Enable dreambooth lora finetune example on other devices (#10602)

* enable dreambooth_lora on other devices Signed-off-by: jiqing-feng <jiqing.feng@intel.com> * enable xpu Signed-off-by: jiqing-feng <jiqing.feng@intel.com> * check cuda device before empty cache Signed-off-by: jiqing-feng <jiqing.feng@intel.com> * fix comment Signed-off-by: jiqing-feng <jiqing.feng@intel.com> * import free_memory Signed-off-by: jiqing-feng <jiqing.feng@intel.com> --------- Signed-off-by: jiqing-feng <jiqing.feng@intel.com>
2026-01-27 17:22:53 +03:00 · 2025-01-21 16:39:45 +08:00
parent 4ace7d0483
commit 012d08b1bc
2 changed files with 13 additions and 8 deletions
--- a/examples/dreambooth/train_dreambooth_lora.py
+++ b/examples/dreambooth/train_dreambooth_lora.py
@@ -54,7 +54,11 @@ from diffusers import (
 )
 from diffusers.loaders import StableDiffusionLoraLoaderMixin
 from diffusers.optimization import get_scheduler
-from diffusers.training_utils import _set_state_dict_into_text_encoder, cast_training_params
+from diffusers.training_utils import (
+    _set_state_dict_into_text_encoder,
+    cast_training_params,
+    free_memory,
+)

**EXERCISE DETAILS**
In the commit above, which name is newly added to the import from diffusers.training_utils?

**INFORMATION PROVIDED**
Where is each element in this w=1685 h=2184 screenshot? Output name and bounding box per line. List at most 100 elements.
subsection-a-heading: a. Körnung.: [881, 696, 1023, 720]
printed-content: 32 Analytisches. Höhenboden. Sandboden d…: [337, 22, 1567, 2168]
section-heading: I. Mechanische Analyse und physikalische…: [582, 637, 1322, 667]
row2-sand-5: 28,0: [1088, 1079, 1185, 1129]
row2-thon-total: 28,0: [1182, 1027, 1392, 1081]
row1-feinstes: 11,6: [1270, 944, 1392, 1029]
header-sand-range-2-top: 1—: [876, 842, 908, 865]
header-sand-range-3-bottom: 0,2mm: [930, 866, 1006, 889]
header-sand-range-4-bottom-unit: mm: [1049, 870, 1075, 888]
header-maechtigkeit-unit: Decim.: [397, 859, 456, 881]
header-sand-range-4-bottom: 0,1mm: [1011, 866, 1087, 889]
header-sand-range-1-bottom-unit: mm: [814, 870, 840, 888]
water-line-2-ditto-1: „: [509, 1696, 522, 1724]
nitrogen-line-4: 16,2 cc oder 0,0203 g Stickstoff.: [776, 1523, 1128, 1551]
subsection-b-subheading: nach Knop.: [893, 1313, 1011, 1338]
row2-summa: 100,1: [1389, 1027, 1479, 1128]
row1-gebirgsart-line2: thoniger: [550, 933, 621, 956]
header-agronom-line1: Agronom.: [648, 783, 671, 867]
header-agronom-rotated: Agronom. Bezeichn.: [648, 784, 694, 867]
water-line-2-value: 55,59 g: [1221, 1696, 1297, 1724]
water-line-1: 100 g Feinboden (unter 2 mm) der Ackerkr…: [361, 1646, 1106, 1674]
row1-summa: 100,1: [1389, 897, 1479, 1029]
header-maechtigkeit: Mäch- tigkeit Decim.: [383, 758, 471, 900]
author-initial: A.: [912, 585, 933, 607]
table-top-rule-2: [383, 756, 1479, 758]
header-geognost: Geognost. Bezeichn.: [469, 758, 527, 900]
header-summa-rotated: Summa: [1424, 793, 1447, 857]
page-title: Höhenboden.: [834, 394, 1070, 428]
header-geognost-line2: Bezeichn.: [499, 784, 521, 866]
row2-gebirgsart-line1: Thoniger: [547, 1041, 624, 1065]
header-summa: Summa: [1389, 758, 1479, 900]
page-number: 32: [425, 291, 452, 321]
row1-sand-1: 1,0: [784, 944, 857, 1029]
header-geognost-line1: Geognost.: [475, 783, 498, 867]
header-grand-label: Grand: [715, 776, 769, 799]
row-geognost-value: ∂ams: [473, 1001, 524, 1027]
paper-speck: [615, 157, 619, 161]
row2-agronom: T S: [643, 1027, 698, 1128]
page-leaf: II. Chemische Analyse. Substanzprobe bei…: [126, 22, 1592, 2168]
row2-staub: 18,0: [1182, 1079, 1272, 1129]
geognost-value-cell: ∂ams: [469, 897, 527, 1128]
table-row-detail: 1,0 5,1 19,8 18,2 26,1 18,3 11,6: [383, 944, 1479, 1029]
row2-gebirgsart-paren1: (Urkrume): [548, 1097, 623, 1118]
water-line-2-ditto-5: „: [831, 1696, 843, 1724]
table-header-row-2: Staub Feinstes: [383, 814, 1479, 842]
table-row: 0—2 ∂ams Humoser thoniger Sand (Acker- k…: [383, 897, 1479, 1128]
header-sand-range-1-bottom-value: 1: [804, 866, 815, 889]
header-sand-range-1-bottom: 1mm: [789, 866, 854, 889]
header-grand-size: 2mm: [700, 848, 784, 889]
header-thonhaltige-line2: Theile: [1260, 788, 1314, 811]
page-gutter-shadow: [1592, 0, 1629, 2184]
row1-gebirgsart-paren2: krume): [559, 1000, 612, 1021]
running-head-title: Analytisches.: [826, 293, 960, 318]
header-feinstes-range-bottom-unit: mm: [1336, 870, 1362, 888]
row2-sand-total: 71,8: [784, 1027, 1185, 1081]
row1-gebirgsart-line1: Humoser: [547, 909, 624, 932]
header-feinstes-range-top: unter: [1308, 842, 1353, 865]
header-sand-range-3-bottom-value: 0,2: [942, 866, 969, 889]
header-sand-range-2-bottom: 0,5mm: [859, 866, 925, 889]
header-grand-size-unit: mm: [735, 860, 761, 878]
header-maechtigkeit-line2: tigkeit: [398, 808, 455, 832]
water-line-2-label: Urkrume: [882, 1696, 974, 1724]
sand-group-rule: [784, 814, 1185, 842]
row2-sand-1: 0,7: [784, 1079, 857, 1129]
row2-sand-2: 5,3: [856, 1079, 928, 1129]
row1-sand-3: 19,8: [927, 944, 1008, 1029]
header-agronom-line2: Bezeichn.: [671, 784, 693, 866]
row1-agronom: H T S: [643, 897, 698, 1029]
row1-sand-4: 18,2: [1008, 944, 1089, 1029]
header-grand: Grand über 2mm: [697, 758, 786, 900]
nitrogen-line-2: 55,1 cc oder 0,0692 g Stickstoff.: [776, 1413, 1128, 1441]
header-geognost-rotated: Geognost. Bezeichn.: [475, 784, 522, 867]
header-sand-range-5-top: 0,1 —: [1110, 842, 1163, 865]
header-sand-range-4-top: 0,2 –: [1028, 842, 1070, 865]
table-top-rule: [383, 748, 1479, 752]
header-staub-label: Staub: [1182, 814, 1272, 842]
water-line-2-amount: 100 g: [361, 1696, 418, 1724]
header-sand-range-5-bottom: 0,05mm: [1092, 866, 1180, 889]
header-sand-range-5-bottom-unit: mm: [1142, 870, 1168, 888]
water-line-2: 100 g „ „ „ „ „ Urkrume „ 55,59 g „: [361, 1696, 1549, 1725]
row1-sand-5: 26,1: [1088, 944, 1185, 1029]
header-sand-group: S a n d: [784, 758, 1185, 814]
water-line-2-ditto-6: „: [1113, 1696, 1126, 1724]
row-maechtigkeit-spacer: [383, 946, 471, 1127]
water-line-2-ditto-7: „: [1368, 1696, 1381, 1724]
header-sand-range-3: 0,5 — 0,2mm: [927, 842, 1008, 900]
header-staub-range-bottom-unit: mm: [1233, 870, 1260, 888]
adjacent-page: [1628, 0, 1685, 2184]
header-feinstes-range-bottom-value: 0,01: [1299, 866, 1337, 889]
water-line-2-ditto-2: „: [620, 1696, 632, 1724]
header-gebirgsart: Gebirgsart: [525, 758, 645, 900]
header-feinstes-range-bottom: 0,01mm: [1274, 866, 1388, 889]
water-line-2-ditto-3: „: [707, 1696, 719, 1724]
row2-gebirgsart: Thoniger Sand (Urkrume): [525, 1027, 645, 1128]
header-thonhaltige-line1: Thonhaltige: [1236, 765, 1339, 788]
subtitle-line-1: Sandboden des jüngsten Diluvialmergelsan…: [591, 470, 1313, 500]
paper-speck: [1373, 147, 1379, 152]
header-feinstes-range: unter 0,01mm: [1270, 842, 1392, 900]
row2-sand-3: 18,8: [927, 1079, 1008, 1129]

**EXERCISE RESULT**
free_memory